■ **Your objective**: Return the lines below that contain "note".

▶

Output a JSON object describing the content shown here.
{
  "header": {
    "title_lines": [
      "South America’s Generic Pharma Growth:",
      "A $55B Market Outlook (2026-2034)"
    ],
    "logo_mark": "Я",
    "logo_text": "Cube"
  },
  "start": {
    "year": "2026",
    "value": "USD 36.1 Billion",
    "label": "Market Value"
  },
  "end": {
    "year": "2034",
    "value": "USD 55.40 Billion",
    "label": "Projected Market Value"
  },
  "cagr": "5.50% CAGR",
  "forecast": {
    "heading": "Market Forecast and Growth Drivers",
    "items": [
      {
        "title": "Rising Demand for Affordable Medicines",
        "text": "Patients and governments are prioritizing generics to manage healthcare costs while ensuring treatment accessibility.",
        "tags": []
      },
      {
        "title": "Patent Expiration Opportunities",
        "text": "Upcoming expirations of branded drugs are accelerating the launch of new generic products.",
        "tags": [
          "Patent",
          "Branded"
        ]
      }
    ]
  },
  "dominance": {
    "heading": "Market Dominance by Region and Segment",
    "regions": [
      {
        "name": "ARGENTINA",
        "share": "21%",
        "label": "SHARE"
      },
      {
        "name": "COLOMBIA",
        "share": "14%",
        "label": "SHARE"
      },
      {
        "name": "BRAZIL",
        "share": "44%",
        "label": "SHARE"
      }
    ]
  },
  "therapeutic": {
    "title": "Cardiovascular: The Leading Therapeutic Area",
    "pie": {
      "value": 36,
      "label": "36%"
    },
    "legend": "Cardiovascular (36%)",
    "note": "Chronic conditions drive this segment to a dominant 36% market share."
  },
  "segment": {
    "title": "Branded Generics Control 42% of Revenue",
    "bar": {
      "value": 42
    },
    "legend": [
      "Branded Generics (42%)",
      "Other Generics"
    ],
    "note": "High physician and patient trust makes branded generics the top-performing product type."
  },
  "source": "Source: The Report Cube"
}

◀

■ **Output of the task**:
    "note": "Chronic conditions drive this segment to a dominant 36% market share."
    "note": "High physician and patient trust makes branded generics the top-performing product type."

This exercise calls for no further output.